Set task ->
Go through the data below. Pull out every line that has the word "Google".

Collected data entries ->
----

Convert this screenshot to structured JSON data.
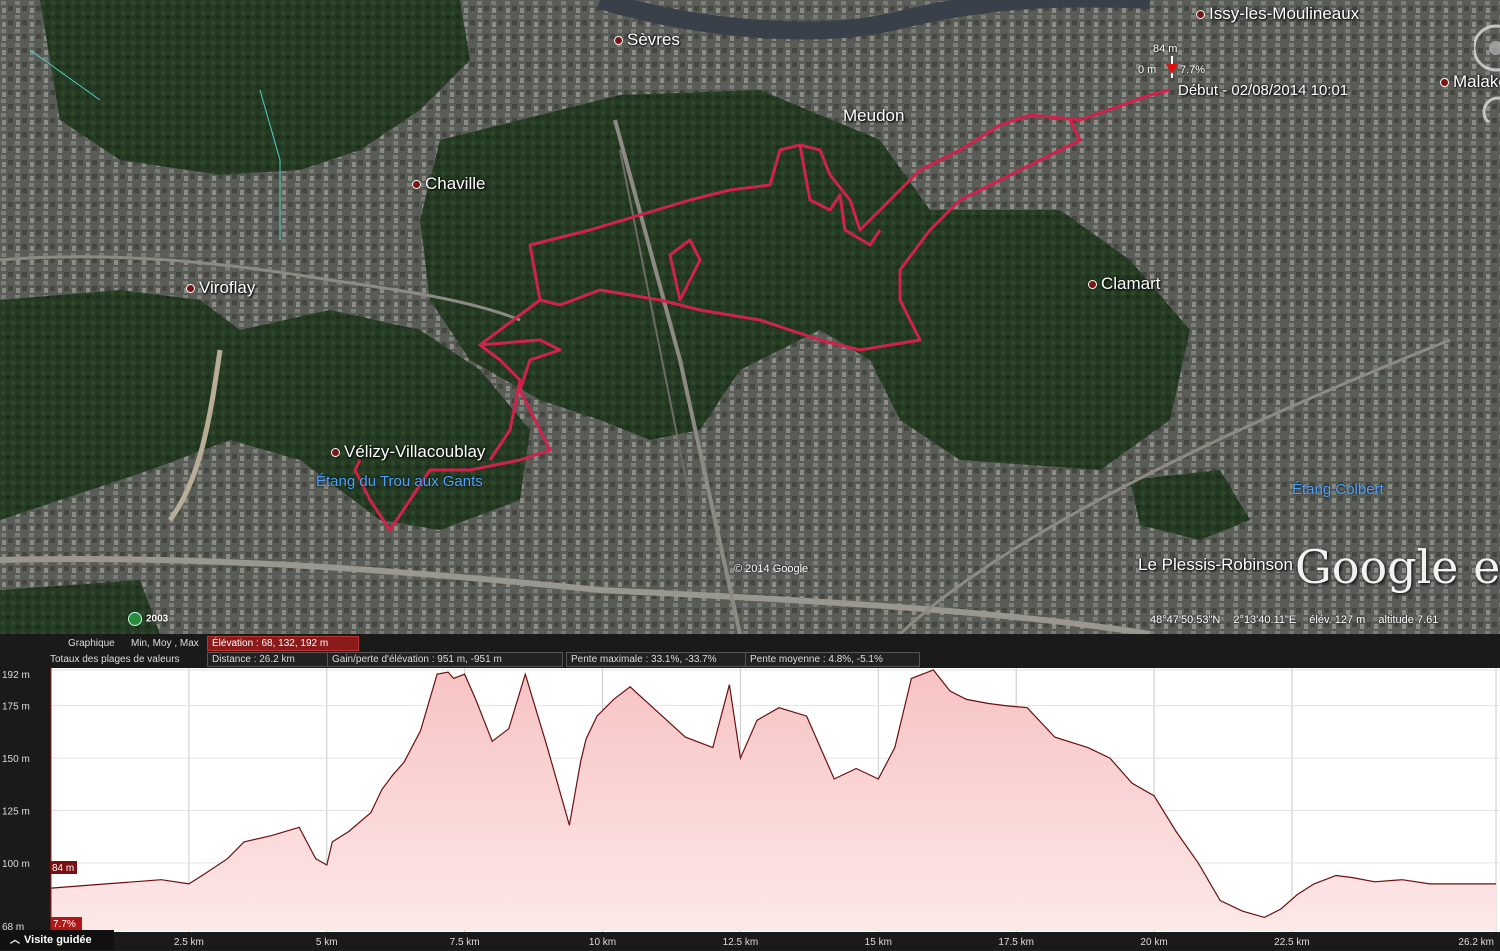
{
  "map": {
    "places": [
      {
        "name": "Sèvres"
      },
      {
        "name": "Issy-les-Moulineaux"
      },
      {
        "name": "Malakoff"
      },
      {
        "name": "Meudon"
      },
      {
        "name": "Chaville"
      },
      {
        "name": "Viroflay"
      },
      {
        "name": "Clamart"
      },
      {
        "name": "Vélizy-Villacoublay"
      },
      {
        "name": "Le Plessis-Robinson"
      }
    ],
    "lakes": [
      {
        "name": "Étang du Trou aux Gants"
      },
      {
        "name": "Étang Colbert"
      }
    ],
    "track_color": "#d0224a",
    "start_marker": {
      "elevation_label": "84 m",
      "distance_label": "0 m",
      "grade_label": "7.7%",
      "text": "Début - 02/08/2014 10:01"
    },
    "copyright": "© 2014 Google",
    "logo": "Google ear",
    "imagery_year": "2003",
    "status": {
      "lat": "48°47'50.53\"N",
      "lon": "2°13'40.11\"E",
      "elev": "élév.  127 m",
      "altitude": "altitude   7.61"
    }
  },
  "profile": {
    "header": {
      "graph_label": "Graphique",
      "mode_label": "Min, Moy , Max",
      "elevation": "Élévation : 68, 132, 192 m",
      "totals_label": "Totaux des plages de valeurs",
      "distance": "Distance : 26.2 km",
      "gain": "Gain/perte d'élévation : 951 m, -951 m",
      "max_slope": "Pente maximale : 33.1%, -33.7%",
      "avg_slope": "Pente moyenne : 4.8%, -5.1%"
    },
    "cursor": {
      "elevation": "84 m",
      "grade": "7.7%"
    },
    "tour_button": "Visite guidée"
  },
  "chart_data": {
    "type": "area",
    "xlabel": "",
    "ylabel": "",
    "x_unit": "km",
    "y_unit": "m",
    "xlim": [
      0,
      26.2
    ],
    "ylim": [
      68,
      192
    ],
    "x_tick_labels": [
      "2.5 km",
      "5 km",
      "7.5 km",
      "10 km",
      "12.5 km",
      "15 km",
      "17.5 km",
      "20 km",
      "22.5 km",
      "26.2 km"
    ],
    "x_ticks": [
      2.5,
      5,
      7.5,
      10,
      12.5,
      15,
      17.5,
      20,
      22.5,
      26.2
    ],
    "y_tick_labels": [
      "192 m",
      "175 m",
      "150 m",
      "125 m",
      "100 m",
      "68 m"
    ],
    "y_ticks": [
      192,
      175,
      150,
      125,
      100,
      68
    ],
    "fill_color": "#f7c3c3",
    "line_color": "#6b0f0f",
    "series": [
      {
        "x": [
          0,
          0.5,
          1.0,
          1.5,
          2.0,
          2.5,
          2.8,
          3.2,
          3.5,
          4.0,
          4.5,
          4.8,
          5.0,
          5.1,
          5.4,
          5.8,
          6.0,
          6.2,
          6.4,
          6.7,
          7.0,
          7.2,
          7.3,
          7.5,
          7.7,
          8.0,
          8.3,
          8.6,
          9.0,
          9.4,
          9.6,
          9.7,
          9.9,
          10.2,
          10.5,
          11.0,
          11.5,
          12.0,
          12.3,
          12.5,
          12.8,
          13.2,
          13.7,
          14.2,
          14.6,
          15.0,
          15.3,
          15.6,
          16.0,
          16.3,
          16.6,
          17.0,
          17.3,
          17.7,
          18.2,
          18.8,
          19.2,
          19.6,
          20.0,
          20.4,
          20.8,
          21.2,
          21.6,
          22.0,
          22.3,
          22.6,
          22.9,
          23.3,
          23.6,
          24.0,
          24.5,
          25.0,
          25.5,
          26.2
        ],
        "y": [
          88,
          89,
          90,
          91,
          92,
          90,
          95,
          102,
          110,
          113,
          117,
          102,
          99,
          110,
          115,
          124,
          135,
          142,
          148,
          163,
          190,
          191,
          188,
          190,
          178,
          158,
          164,
          190,
          155,
          118,
          148,
          159,
          170,
          178,
          184,
          172,
          160,
          155,
          185,
          150,
          168,
          174,
          170,
          140,
          145,
          140,
          155,
          188,
          192,
          182,
          178,
          176,
          175,
          174,
          160,
          155,
          150,
          138,
          132,
          115,
          100,
          82,
          77,
          74,
          78,
          85,
          90,
          94,
          93,
          91,
          92,
          90,
          90,
          90
        ]
      }
    ]
  }
}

----

Written solution ->
    "copyright": "© 2014 Google",
    "logo": "Google ear",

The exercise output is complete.